■ **OBJECTIVE**:
Use the Razzakar article to answer:
1. On what date was the film released?
2. Which 1948 movement is the film's true story about?
3. What rating did the Divya Marathi reviewer give the film?

■ **DOCUMENT**:

Razzakar is an Indian Marathi language film directed and writer by 
Raj Durge. The film starring Siddhartha Jadhav , Jyoti Subhash, Zakhir Hussian and Dop by Aniket Khandagle. The film was released on 27 February 2015.

Synopsis 
Razzakar is based on a true story about the Hyderabad Liberation Movement (Razakars (Hyderabad)) of 1948. The film shows the protagonist's journey from a commoner to that of a freedom fighter.

Cast 
 Shashank Shende
 Siddhartha Jadhav 
 Jyoti Subhash
 Zakhir Hussian

Soundtrack

Critical response 
Razzakar film received mixed reviews from critics. A reviewer from Divya Marathi gave the film a rating of 3/5 and wrote "The film is well done as the technical skills have a good grip on the screenplay. Every scene from the first frame to the last is very well constructed". A reviewer from The Times of India gave the film a rating of 2.5/5 and wrote "Keeping the narrative crisp and giving more focus on the history bit would have done wonders for this film. Unfortunately, what we get is a half-baked cake that refuses to finish". A reviewer of Zee News gave the film 1.5 stars out of 5 and wrote "In some places, the scenes are inserted at the wrong time... Although the movie starts well, slowly the movie starts to feel boring". Ganesh Matkari of Pune Mirror wrote "The actors in Razakar somehow manage this over a very long stretch of time. I only wish they had something to show for their patience and hard work". Jaydeep Pathak of Maharashtra Times gave the film 1.5 stars out of 5 and says "We should read and study this bloody history. Why should you waste your precious time by watching movies in such category only with such efforts?".

■ **ENTRIES SUPPLIED**:

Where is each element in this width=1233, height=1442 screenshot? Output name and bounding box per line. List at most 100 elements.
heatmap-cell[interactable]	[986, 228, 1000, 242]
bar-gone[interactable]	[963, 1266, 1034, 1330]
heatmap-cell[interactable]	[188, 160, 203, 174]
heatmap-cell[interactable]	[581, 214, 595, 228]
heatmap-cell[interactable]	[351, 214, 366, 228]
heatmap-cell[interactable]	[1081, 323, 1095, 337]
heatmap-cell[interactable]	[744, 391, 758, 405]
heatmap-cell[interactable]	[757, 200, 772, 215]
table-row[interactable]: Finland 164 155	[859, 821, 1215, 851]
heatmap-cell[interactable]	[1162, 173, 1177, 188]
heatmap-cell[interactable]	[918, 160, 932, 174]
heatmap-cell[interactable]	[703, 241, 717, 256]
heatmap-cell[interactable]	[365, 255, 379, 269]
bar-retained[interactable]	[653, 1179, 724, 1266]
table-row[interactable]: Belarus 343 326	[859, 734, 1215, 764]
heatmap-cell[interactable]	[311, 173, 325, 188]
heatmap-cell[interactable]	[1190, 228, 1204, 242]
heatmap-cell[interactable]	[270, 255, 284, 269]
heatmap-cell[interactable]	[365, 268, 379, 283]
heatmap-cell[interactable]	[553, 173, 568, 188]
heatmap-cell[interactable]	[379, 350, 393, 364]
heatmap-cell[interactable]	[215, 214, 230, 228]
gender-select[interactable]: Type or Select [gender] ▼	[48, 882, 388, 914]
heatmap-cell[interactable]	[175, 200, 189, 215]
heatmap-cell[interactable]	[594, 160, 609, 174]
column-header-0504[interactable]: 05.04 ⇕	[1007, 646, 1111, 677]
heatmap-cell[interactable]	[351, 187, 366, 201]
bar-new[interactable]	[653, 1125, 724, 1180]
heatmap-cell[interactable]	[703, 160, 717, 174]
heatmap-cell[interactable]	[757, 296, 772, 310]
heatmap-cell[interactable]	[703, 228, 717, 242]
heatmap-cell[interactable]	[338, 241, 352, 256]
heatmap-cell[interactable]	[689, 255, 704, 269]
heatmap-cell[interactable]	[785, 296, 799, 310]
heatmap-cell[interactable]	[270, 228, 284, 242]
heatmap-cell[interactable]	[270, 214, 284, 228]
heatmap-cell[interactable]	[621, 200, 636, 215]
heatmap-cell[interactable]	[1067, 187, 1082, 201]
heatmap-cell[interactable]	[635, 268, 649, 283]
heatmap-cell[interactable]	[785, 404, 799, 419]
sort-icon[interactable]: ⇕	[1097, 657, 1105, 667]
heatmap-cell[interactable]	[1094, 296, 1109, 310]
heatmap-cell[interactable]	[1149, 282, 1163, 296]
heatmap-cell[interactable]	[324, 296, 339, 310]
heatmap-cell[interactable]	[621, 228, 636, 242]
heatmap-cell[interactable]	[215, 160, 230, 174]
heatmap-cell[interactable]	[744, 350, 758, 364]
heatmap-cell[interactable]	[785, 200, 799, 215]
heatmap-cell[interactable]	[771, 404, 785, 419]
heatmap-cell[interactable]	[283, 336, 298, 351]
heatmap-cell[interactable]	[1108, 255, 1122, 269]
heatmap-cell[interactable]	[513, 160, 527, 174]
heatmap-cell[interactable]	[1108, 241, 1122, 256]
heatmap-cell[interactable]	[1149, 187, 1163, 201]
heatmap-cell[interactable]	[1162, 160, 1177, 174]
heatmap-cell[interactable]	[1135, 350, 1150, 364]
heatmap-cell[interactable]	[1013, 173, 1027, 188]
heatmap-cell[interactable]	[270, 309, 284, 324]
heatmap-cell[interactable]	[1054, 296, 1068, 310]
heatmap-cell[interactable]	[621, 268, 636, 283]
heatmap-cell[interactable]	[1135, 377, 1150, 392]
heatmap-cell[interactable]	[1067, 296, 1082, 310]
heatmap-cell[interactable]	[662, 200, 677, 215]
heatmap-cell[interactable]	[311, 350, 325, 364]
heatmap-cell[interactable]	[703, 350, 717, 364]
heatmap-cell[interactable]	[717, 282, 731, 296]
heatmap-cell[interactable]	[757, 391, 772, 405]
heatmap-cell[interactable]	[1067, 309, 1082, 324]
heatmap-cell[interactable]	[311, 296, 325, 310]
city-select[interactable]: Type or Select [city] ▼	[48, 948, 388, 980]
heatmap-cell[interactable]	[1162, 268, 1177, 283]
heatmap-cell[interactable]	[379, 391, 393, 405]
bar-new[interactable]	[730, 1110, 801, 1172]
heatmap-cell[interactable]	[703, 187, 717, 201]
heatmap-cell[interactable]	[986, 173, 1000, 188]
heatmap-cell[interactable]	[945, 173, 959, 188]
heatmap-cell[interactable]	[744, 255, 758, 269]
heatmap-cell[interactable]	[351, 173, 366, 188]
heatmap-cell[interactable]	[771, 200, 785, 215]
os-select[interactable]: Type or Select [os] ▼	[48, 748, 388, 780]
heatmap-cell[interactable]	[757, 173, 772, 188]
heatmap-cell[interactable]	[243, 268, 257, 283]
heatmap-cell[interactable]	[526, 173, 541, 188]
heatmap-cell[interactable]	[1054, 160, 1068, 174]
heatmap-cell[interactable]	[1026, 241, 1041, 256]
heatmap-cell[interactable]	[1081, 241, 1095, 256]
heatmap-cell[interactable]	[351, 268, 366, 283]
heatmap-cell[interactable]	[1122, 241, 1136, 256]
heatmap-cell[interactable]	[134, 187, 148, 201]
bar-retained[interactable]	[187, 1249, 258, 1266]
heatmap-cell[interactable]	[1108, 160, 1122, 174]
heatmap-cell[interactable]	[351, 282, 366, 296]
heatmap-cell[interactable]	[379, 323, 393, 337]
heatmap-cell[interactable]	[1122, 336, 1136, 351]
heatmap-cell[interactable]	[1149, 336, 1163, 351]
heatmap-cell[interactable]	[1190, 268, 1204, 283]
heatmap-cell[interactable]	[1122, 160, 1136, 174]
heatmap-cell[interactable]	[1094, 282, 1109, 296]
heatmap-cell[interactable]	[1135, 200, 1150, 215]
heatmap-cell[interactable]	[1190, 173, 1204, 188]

■ **ANSWER TO THE PROBLEM**:
1. 27 February 2015
2. The Hyderabad Liberation Movement
3. 3/5